Directions — Copy every record word for word.
━━━━━━━━━━
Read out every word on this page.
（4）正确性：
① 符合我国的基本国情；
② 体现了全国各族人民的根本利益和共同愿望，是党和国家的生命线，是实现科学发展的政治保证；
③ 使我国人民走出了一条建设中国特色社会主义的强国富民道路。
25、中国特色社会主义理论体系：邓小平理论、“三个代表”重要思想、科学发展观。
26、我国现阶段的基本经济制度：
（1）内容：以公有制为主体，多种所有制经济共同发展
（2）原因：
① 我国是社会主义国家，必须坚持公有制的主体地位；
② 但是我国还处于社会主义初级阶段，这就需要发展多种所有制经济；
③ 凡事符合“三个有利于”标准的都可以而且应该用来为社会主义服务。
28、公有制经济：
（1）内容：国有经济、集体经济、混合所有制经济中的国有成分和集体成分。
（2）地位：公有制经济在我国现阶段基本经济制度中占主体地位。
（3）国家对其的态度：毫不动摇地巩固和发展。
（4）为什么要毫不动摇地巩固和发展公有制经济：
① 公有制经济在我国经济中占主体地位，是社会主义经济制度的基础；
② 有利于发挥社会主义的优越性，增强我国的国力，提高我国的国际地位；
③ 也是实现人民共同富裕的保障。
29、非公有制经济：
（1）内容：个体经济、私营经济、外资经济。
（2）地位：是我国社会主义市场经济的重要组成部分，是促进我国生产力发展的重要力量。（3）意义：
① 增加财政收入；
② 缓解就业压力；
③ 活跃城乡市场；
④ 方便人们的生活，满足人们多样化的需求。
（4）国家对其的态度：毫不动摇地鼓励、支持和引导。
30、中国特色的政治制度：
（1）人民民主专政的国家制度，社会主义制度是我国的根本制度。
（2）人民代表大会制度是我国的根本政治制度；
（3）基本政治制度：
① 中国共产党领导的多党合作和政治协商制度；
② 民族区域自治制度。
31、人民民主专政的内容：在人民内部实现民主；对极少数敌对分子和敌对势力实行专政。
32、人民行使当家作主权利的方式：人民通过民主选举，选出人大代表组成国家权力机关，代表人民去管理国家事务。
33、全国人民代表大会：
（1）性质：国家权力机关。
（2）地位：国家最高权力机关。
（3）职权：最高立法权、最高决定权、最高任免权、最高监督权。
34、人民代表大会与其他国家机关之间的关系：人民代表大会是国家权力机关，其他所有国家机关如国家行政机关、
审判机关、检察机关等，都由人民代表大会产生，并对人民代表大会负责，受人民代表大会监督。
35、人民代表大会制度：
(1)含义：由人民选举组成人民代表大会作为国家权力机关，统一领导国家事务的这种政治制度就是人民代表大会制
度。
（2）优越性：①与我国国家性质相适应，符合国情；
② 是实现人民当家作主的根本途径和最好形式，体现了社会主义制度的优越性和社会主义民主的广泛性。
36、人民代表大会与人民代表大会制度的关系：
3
━━━━━━━━━━
Exercise result —
Read out every word on this page.
（4）正确性：
① 符合我国的基本国情；
② 体现了全国各族人民的根本利益和共同愿望，是党和国家的生命线，是实现科学发展的政治保证；
③ 使我国人民走出了一条建设中国特色社会主义的强国富民道路。
25、中国特色社会主义理论体系：邓小平理论、“三个代表”重要思想、科学发展观。
26、我国现阶段的基本经济制度：
（1）内容：以公有制为主体，多种所有制经济共同发展
（2）原因：
① 我国是社会主义国家，必须坚持公有制的主体地位；
② 但是我国还处于社会主义初级阶段，这就需要发展多种所有制经济；
③ 凡事符合“三个有利于”标准的都可以而且应该用来为社会主义服务。
28、公有制经济：
（1）内容：国有经济、集体经济、混合所有制经济中的国有成分和集体成分。
（2）地位：公有制经济在我国现阶段基本经济制度中占主体地位。
（3）国家对其的态度：毫不动摇地巩固和发展。
（4）为什么要毫不动摇地巩固和发展公有制经济：
① 公有制经济在我国经济中占主体地位，是社会主义经济制度的基础；
② 有利于发挥社会主义的优越性，增强我国的国力，提高我国的国际地位；
③ 也是实现人民共同富裕的保障。
29、非公有制经济：
（1）内容：个体经济、私营经济、外资经济。
（2）地位：是我国社会主义市场经济的重要组成部分，是促进我国生产力发展的重要力量。（3）意义：
① 增加财政收入；
② 缓解就业压力；
③ 活跃城乡市场；
④ 方便人们的生活，满足人们多样化的需求。
（4）国家对其的态度：毫不动摇地鼓励、支持和引导。
30、中国特色的政治制度：
（1）人民民主专政的国家制度，社会主义制度是我国的根本制度。
（2）人民代表大会制度是我国的根本政治制度；
（3）基本政治制度：
① 中国共产党领导的多党合作和政治协商制度；
② 民族区域自治制度。
31、人民民主专政的内容：在人民内部实现民主；对极少数敌对分子和敌对势力实行专政。
32、人民行使当家作主权利的方式：人民通过民主选举，选出人大代表组成国家权力机关，代表人民去管理国家事务。
33、全国人民代表大会：
（1）性质：国家权力机关。
（2）地位：国家最高权力机关。
（3）职权：最高立法权、最高决定权、最高任免权、最高监督权。
34、人民代表大会与其他国家机关之间的关系：人民代表大会是国家权力机关，其他所有国家机关如国家行政机关、
审判机关、检察机关等，都由人民代表大会产生，并对人民代表大会负责，受人民代表大会监督。
35、人民代表大会制度：
(1)含义：由人民选举组成人民代表大会作为国家权力机关，统一领导国家事务的这种政治制度就是人民代表大会制
度。
（2）优越性：①与我国国家性质相适应，符合国情；
② 是实现人民当家作主的根本途径和最好形式，体现了社会主义制度的优越性和社会主义民主的广泛性。
36、人民代表大会与人民代表大会制度的关系：
3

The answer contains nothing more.